抽出データ:
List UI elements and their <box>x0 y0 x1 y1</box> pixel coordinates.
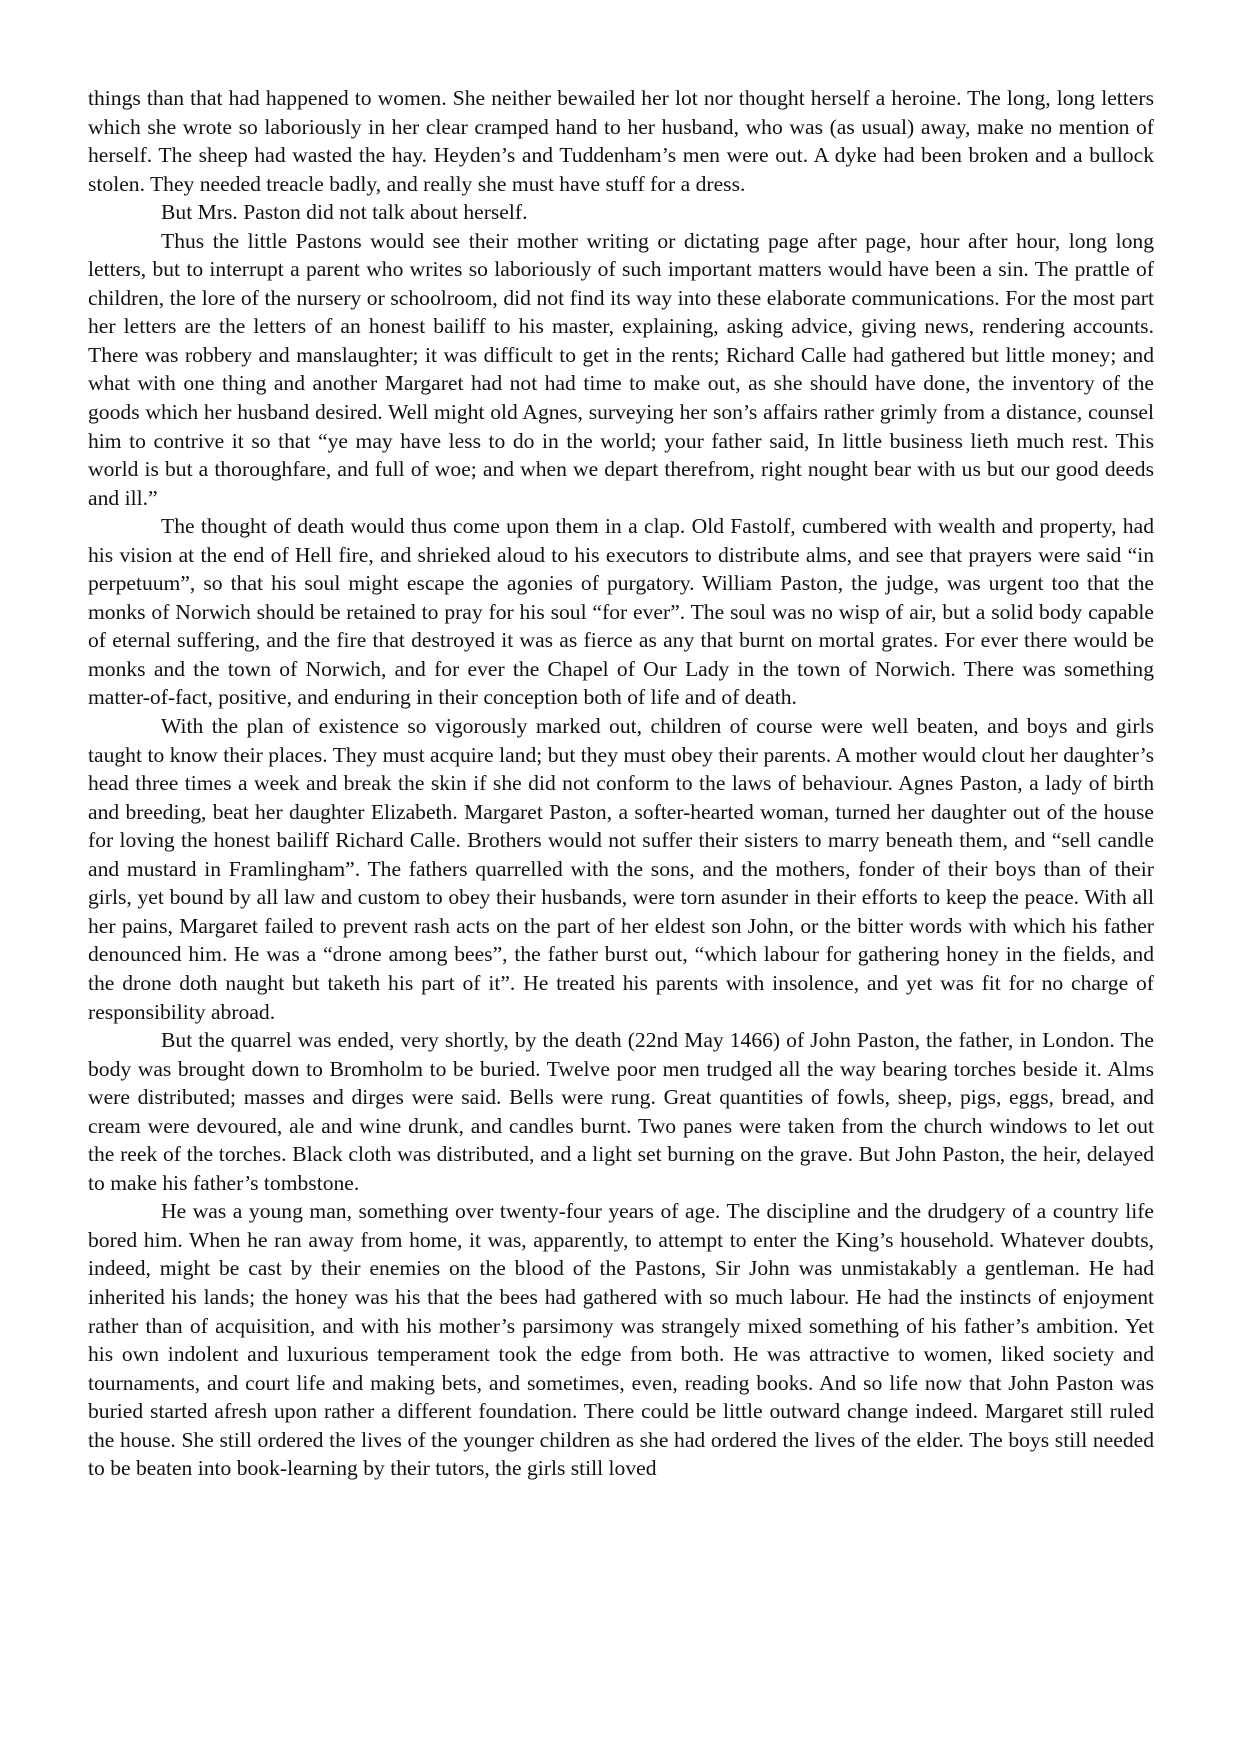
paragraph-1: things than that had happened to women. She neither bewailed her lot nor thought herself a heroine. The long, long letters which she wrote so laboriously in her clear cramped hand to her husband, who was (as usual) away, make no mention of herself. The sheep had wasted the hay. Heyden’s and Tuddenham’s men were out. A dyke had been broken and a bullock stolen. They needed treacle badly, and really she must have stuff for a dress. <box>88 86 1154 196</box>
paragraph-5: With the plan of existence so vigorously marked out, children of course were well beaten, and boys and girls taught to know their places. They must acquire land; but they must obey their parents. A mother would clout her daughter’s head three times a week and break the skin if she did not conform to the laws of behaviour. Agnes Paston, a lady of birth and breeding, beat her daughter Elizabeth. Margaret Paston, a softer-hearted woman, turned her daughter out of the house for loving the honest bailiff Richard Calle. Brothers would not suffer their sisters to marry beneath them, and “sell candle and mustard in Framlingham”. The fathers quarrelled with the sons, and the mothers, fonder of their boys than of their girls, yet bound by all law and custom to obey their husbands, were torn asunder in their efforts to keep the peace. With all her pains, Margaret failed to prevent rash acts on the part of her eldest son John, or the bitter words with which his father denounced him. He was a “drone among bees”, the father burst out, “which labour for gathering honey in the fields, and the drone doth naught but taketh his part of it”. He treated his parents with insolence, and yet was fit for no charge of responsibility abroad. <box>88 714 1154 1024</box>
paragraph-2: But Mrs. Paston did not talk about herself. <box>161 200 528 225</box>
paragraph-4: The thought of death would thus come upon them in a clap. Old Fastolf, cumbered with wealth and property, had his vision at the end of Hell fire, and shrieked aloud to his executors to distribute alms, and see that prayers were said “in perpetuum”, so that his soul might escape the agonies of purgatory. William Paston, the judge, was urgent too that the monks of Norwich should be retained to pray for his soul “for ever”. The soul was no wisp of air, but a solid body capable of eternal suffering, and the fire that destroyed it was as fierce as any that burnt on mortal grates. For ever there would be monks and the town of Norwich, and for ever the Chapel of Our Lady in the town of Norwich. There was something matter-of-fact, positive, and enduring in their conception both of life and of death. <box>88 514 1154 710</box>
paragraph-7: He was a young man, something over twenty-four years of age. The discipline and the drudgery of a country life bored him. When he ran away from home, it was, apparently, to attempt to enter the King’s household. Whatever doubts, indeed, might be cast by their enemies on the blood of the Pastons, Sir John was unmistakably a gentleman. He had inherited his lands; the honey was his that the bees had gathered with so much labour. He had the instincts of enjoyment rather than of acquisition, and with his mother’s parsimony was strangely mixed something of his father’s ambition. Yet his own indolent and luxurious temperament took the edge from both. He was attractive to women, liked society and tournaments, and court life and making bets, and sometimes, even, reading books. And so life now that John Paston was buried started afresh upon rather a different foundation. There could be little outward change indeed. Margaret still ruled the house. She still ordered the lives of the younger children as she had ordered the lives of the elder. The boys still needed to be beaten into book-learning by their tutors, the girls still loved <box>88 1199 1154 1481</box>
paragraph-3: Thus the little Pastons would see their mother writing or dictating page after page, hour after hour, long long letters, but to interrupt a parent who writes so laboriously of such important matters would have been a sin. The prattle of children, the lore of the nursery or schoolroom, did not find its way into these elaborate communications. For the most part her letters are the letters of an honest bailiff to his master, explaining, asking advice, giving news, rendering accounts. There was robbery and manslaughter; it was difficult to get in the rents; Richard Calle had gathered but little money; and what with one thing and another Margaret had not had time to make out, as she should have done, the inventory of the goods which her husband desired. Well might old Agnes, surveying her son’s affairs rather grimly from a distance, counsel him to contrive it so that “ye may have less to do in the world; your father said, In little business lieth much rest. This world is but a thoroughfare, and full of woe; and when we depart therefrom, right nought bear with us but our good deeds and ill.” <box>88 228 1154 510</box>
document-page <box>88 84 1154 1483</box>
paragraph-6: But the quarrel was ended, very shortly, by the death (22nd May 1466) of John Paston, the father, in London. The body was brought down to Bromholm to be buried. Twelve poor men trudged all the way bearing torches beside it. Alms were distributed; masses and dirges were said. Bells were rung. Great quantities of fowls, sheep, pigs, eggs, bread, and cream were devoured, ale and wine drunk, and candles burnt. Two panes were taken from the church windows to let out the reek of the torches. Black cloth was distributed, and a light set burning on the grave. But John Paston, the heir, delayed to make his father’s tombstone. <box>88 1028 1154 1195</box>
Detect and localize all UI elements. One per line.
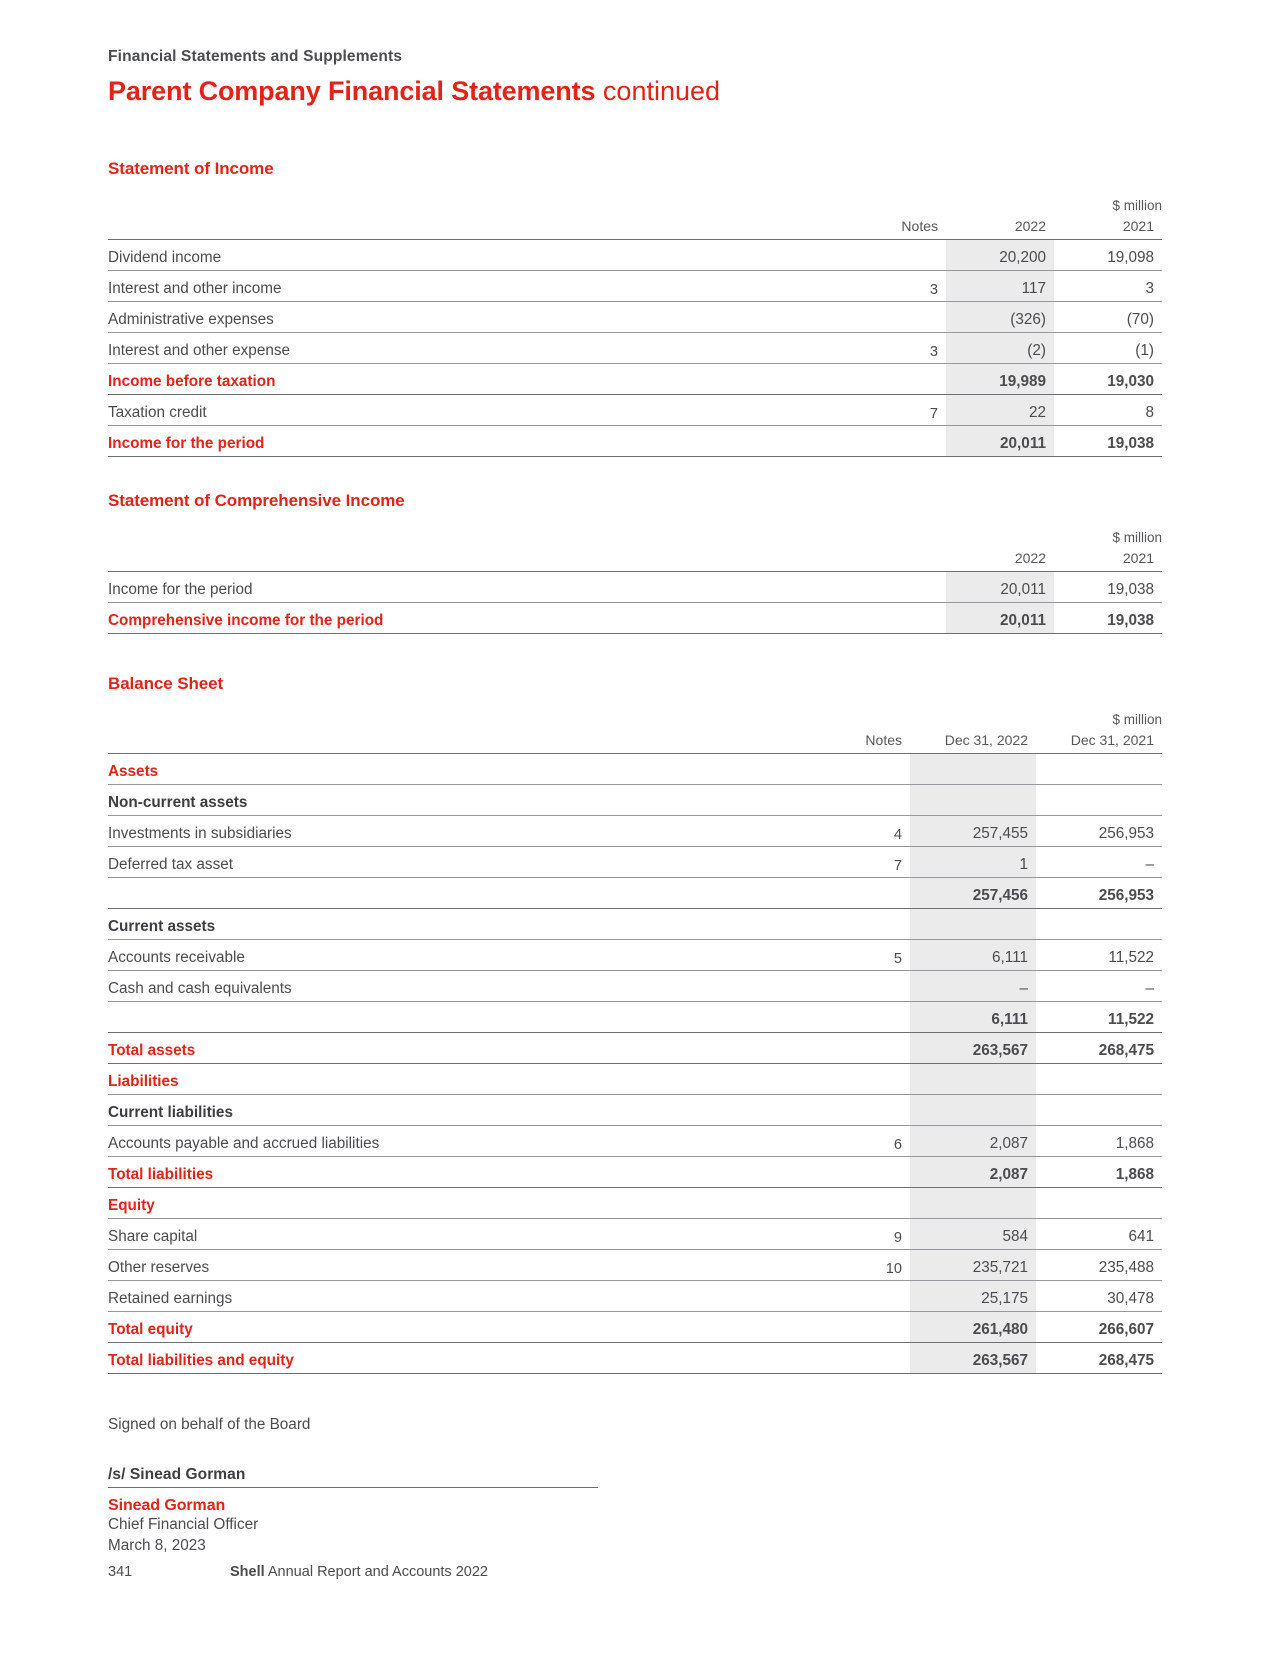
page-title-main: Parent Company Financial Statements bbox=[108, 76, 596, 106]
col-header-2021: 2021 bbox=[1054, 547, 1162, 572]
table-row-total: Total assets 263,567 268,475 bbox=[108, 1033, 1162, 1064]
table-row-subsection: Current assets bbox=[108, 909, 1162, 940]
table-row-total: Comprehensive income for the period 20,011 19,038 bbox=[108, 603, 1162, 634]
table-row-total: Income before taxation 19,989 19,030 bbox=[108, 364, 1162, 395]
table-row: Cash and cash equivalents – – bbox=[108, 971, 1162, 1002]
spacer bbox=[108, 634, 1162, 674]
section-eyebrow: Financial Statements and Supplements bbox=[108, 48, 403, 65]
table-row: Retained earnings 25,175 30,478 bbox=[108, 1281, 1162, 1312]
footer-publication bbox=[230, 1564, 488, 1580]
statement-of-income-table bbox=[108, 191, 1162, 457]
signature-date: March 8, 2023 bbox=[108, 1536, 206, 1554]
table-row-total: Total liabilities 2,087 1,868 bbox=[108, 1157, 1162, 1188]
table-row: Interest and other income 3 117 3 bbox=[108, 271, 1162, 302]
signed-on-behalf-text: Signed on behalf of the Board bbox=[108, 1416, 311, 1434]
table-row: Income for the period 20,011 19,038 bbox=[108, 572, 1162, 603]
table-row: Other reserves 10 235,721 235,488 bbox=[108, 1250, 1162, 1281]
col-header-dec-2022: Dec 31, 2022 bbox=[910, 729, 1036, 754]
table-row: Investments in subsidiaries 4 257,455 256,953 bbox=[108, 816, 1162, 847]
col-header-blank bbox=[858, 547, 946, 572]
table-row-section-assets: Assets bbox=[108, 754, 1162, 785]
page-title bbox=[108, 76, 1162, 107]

指定タスク:
"page-title-main: Parent Company" を含む行から始まり "spacer bbox=[108, 634, 1162, 674]" を含む行で終わる範囲（両端を含む）を、「番号」と「行」の2列からなるMarkdownの表として書き表してもらえますか？空行は省いてください。

回答は以下:
| 番号 | 行 |
|---|---|
| 1 | page-title-main: Parent Company Financial Statements bbox=[108, 76, 596, 106] |
| 2 | col-header-2021: 2021 bbox=[1054, 547, 1162, 572] |
| 3 | table-row-total: Total assets 263,567 268,475 bbox=[108, 1033, 1162, 1064] |
| 4 | table-row-subsection: Current assets bbox=[108, 909, 1162, 940] |
| 5 | table-row-total: Comprehensive income for the period 20,011 19,038 bbox=[108, 603, 1162, 634] |
| 6 | table-row-total: Income before taxation 19,989 19,030 bbox=[108, 364, 1162, 395] |
| 7 | table-row: Cash and cash equivalents – – bbox=[108, 971, 1162, 1002] |
| 8 | spacer bbox=[108, 634, 1162, 674] |